++++ Excerpted records ++++

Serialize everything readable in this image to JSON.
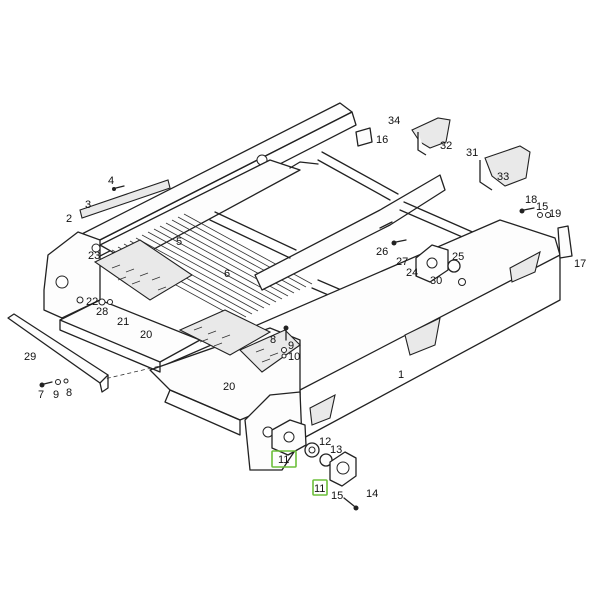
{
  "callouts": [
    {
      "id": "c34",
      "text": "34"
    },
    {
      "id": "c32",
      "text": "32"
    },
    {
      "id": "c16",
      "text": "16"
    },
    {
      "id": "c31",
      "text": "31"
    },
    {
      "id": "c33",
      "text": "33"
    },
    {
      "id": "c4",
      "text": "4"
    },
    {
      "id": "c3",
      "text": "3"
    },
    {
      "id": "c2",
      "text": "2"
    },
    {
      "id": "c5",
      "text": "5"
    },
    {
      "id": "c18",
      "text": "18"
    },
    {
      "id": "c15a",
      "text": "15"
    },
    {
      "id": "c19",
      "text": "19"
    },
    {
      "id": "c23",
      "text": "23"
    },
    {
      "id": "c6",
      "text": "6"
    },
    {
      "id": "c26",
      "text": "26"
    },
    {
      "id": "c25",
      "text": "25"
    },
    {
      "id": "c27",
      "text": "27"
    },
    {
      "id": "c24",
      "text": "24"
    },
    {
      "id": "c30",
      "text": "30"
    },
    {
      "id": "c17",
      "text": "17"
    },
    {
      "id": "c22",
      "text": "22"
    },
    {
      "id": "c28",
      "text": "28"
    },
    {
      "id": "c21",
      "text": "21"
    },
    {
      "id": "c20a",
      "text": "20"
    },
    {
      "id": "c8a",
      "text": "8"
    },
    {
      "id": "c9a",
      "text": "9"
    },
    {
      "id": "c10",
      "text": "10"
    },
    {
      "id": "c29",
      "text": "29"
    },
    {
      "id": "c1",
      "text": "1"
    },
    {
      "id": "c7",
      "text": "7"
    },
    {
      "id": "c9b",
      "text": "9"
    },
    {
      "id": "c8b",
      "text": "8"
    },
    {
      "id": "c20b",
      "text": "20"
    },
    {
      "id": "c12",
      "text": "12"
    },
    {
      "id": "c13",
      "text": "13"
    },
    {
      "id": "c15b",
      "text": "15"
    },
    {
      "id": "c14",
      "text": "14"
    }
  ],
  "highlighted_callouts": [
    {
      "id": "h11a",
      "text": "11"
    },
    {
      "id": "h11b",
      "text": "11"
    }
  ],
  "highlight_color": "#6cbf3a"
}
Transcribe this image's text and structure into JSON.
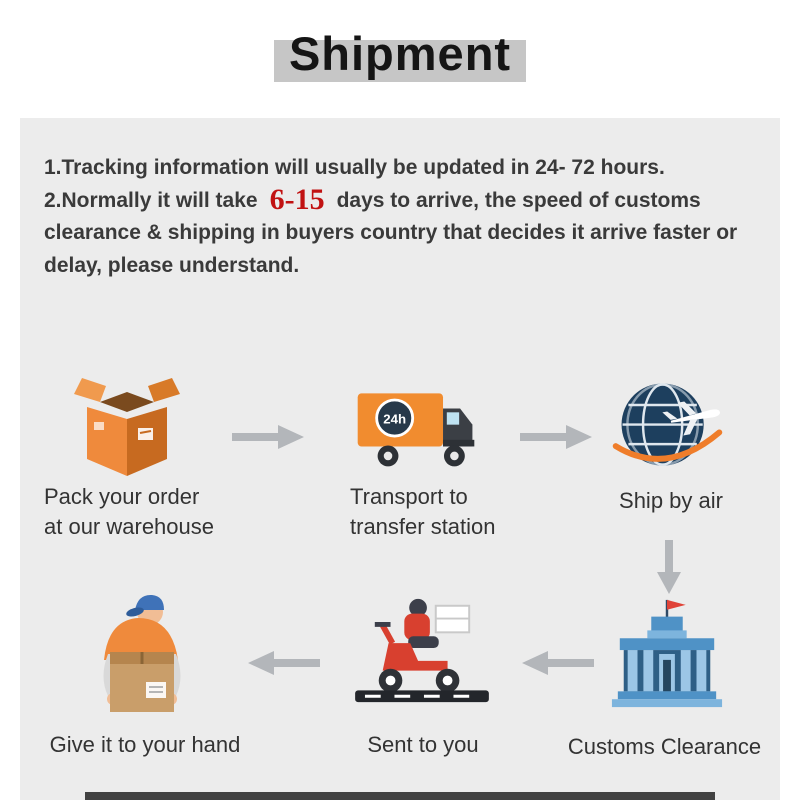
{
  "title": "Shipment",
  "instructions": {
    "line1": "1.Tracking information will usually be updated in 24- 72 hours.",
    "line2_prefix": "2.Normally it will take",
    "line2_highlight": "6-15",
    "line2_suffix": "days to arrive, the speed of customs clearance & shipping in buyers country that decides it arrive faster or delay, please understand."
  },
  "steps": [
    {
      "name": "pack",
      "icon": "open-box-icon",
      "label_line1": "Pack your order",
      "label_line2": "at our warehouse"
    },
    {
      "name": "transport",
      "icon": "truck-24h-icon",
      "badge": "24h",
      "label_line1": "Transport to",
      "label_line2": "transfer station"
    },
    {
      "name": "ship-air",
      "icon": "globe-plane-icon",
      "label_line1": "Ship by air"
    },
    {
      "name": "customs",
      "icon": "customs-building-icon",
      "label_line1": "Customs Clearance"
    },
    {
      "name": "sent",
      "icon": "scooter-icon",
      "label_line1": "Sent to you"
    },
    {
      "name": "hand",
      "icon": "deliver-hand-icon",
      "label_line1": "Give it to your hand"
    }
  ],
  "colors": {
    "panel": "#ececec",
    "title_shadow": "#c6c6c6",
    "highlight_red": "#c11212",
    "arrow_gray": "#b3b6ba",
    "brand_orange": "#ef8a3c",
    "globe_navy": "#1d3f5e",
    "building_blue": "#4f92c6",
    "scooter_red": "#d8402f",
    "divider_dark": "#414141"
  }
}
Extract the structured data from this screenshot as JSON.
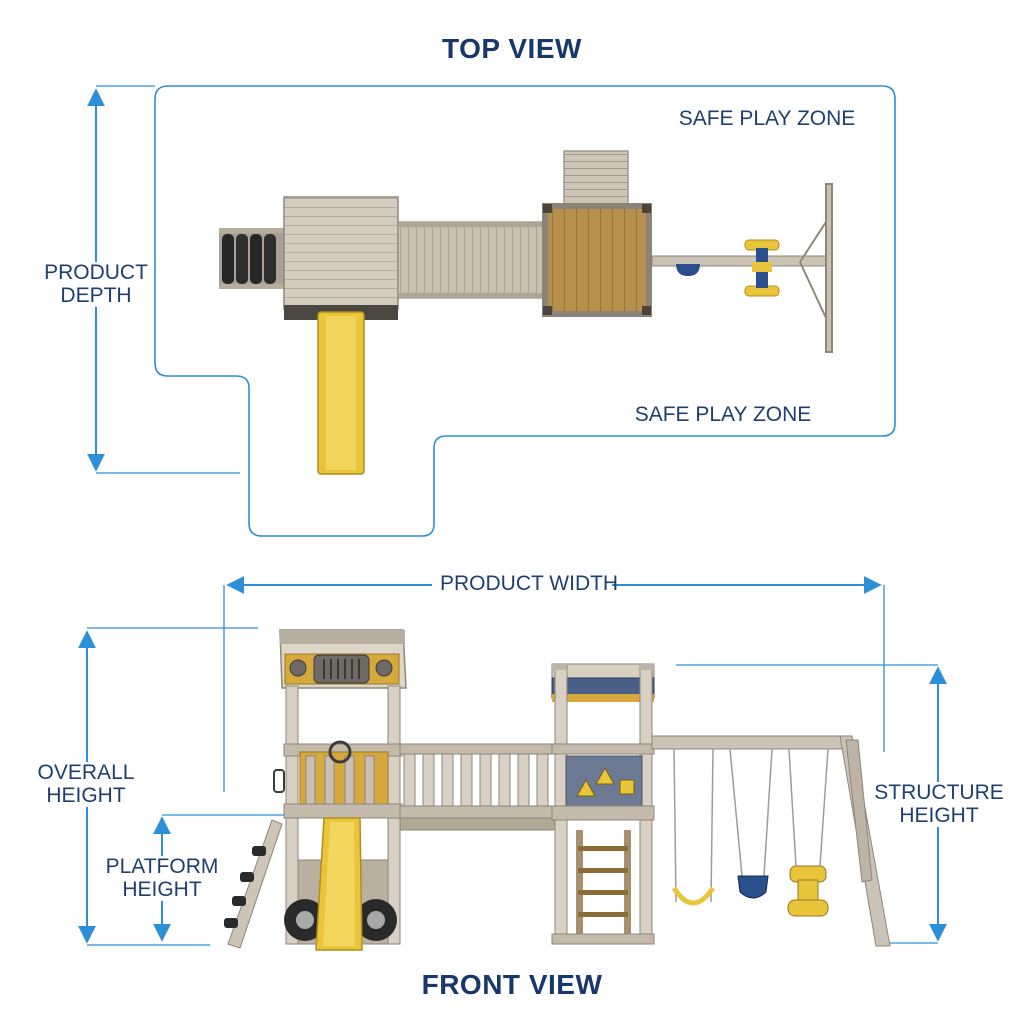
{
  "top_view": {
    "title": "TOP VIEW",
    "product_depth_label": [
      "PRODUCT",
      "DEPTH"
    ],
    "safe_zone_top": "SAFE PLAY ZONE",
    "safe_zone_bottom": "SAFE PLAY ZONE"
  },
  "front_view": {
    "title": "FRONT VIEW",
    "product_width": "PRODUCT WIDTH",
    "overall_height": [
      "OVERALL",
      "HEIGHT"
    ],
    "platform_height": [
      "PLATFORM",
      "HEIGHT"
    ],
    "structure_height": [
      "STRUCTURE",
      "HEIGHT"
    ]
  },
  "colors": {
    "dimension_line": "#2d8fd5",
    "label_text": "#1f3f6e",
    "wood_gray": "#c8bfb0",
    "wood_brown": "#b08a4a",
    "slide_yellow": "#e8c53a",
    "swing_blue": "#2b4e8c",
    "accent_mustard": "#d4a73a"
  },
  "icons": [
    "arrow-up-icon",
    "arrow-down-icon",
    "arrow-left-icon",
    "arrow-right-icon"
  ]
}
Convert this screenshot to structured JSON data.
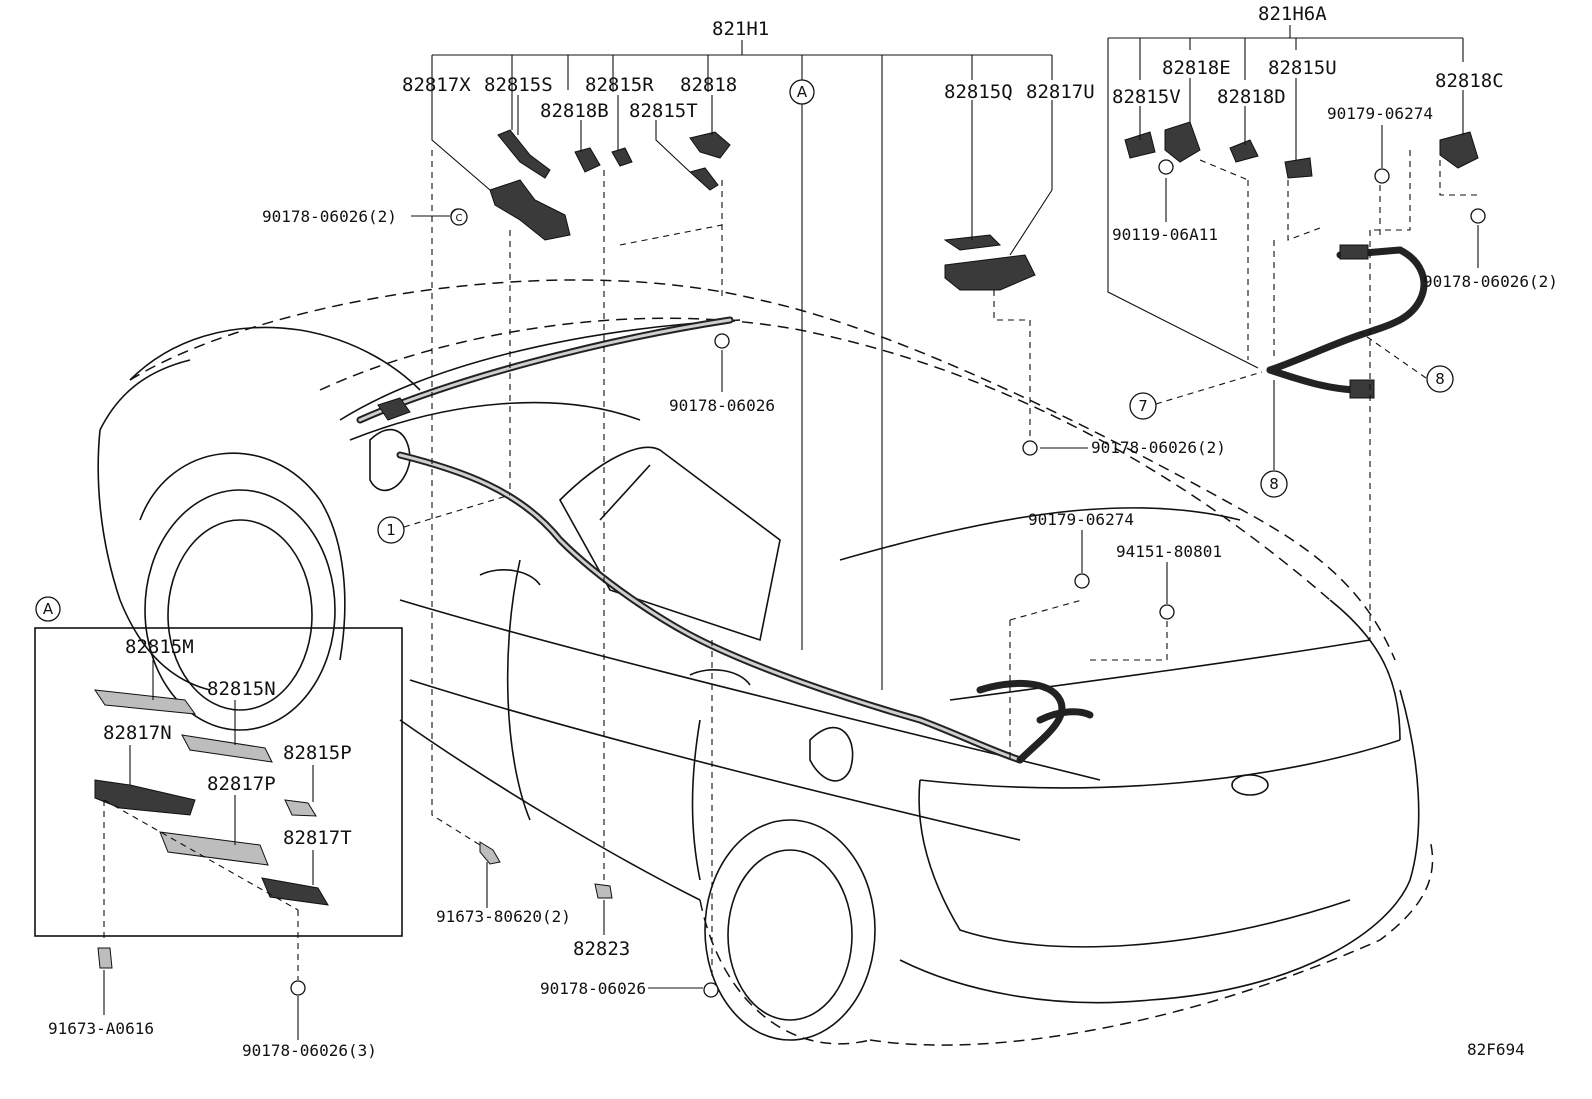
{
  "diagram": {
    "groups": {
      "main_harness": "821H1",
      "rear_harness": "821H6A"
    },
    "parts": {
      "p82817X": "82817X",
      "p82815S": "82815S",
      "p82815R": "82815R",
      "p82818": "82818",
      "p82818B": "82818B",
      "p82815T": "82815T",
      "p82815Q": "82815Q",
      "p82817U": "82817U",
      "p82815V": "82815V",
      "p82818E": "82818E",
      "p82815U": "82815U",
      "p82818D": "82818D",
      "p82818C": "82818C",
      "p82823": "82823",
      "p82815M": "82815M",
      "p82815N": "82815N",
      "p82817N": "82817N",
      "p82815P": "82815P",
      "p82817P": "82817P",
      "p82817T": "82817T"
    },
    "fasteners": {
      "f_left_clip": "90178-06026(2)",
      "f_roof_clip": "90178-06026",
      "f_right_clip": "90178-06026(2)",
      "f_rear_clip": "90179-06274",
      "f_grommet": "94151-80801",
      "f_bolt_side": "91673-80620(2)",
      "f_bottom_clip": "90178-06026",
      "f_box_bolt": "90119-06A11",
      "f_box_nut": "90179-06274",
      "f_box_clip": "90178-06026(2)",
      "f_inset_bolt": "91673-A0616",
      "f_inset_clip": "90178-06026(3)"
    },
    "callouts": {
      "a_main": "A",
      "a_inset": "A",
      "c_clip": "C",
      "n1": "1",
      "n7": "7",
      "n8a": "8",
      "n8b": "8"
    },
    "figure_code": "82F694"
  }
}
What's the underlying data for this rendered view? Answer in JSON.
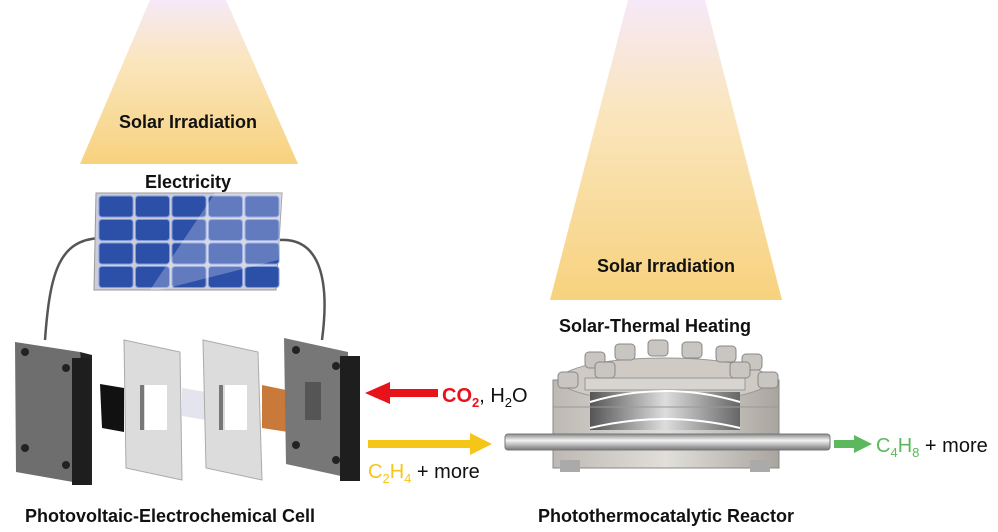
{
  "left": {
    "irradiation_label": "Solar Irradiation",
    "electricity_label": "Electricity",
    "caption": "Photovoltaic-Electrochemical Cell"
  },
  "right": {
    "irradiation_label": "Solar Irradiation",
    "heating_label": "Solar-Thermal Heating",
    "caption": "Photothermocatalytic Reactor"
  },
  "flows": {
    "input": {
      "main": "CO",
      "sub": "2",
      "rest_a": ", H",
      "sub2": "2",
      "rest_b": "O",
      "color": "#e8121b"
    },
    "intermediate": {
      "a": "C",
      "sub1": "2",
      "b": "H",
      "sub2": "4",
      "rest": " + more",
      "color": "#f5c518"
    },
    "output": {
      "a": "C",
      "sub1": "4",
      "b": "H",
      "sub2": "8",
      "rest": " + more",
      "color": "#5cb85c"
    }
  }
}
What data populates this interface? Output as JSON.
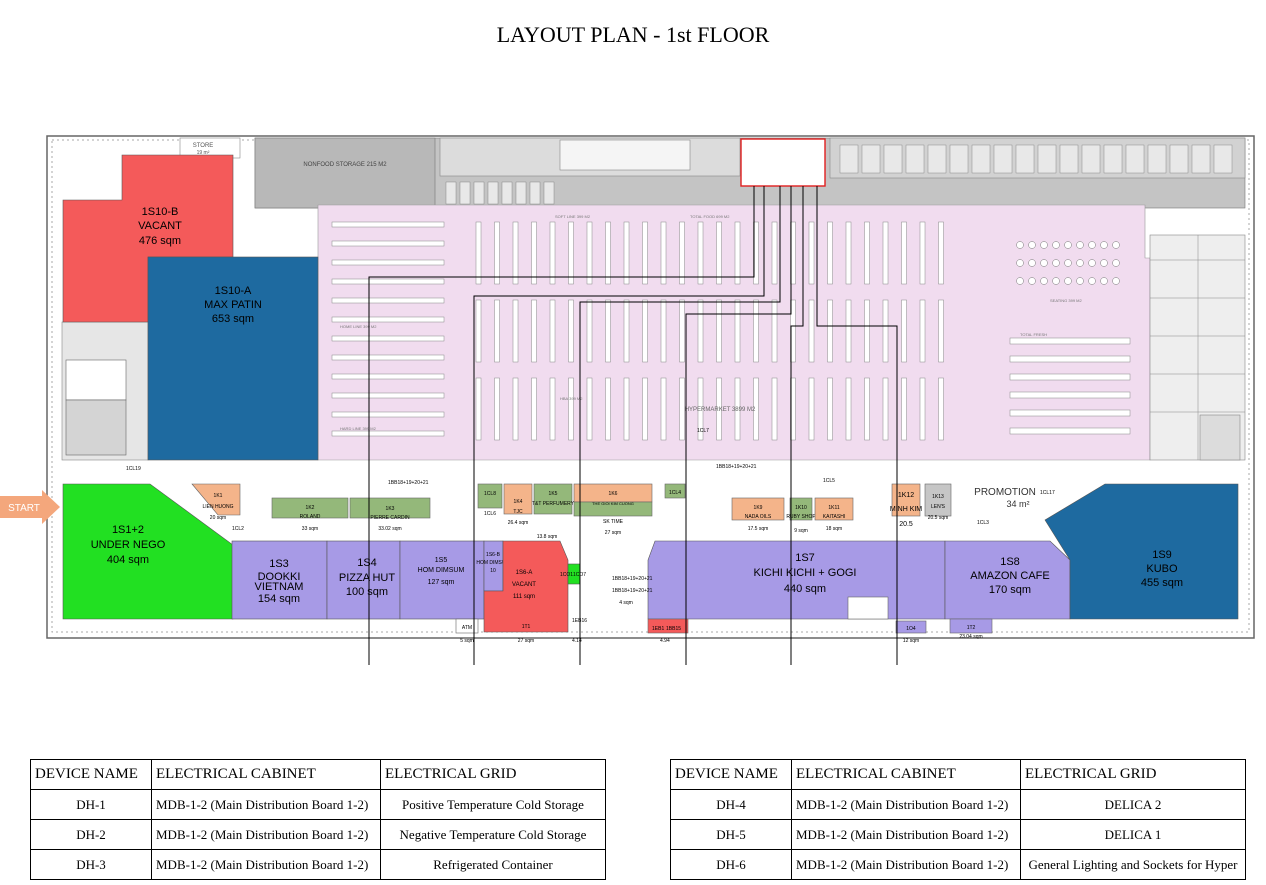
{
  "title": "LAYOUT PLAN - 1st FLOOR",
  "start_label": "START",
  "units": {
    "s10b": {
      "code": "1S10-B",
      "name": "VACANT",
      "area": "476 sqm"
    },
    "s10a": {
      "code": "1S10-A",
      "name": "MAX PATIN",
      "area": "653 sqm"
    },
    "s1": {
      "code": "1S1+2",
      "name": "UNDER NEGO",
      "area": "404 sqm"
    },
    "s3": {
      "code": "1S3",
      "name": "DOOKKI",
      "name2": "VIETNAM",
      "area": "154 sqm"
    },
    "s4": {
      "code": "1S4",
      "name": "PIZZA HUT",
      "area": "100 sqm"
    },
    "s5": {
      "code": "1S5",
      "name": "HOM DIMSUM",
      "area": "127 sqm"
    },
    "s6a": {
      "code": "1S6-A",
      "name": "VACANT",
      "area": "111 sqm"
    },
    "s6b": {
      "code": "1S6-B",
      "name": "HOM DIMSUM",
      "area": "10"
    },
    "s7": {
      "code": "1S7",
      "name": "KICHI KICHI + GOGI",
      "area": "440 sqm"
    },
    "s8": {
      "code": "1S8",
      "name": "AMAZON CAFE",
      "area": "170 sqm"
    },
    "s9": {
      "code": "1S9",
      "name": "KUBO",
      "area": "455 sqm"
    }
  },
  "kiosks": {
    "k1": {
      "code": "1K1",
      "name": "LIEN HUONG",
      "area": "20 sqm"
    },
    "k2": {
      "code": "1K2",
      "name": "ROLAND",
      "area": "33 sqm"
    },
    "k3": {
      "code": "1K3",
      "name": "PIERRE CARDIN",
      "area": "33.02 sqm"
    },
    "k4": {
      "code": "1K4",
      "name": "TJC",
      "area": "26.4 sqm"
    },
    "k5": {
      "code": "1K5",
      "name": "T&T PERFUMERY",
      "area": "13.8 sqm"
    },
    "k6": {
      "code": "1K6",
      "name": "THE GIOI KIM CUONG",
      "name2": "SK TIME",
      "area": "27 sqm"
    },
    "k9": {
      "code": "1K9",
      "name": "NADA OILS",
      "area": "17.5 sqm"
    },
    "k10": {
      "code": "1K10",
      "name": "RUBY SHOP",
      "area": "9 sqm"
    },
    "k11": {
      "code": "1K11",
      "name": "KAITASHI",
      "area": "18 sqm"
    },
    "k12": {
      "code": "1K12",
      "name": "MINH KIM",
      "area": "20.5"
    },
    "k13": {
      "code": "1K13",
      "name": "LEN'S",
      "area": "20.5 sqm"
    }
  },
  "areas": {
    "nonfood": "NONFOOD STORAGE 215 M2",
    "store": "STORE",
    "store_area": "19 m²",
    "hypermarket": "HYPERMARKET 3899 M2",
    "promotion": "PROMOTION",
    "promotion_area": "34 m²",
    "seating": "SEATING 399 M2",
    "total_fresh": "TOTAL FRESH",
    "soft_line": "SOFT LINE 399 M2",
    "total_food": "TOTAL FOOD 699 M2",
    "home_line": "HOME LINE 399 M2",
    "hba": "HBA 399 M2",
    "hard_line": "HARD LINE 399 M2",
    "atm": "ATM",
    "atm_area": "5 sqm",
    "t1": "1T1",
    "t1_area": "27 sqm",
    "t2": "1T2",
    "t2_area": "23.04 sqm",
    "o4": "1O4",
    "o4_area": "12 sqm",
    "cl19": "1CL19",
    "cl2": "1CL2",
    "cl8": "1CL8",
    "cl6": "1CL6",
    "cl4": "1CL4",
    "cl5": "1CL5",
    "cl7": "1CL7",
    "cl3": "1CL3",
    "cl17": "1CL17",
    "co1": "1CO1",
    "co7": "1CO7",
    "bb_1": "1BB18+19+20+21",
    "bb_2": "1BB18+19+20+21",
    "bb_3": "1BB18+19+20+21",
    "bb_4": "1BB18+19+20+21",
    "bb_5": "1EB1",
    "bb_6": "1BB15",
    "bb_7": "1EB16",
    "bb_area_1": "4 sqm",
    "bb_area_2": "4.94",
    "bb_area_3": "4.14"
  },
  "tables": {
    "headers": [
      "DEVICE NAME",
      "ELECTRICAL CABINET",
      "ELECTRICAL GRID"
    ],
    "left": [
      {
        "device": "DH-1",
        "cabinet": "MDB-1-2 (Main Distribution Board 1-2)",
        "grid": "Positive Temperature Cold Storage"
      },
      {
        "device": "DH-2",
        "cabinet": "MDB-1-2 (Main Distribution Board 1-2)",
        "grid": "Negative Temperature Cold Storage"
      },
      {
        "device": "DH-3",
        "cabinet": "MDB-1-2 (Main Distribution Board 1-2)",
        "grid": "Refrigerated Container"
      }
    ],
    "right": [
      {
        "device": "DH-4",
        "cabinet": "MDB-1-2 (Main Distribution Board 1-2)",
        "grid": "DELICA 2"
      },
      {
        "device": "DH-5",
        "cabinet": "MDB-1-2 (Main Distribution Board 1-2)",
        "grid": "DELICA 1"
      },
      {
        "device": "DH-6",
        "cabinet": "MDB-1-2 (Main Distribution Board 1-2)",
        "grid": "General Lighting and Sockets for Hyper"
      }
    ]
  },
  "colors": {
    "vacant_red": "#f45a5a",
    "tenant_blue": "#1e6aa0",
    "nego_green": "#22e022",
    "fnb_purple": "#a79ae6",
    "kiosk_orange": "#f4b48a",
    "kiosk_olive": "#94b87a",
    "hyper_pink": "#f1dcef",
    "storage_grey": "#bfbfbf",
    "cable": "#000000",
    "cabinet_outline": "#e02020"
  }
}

++++

Task statement – Of all the lines above, how many contain "hand"? Give the number and nothing more.

Full answer – 3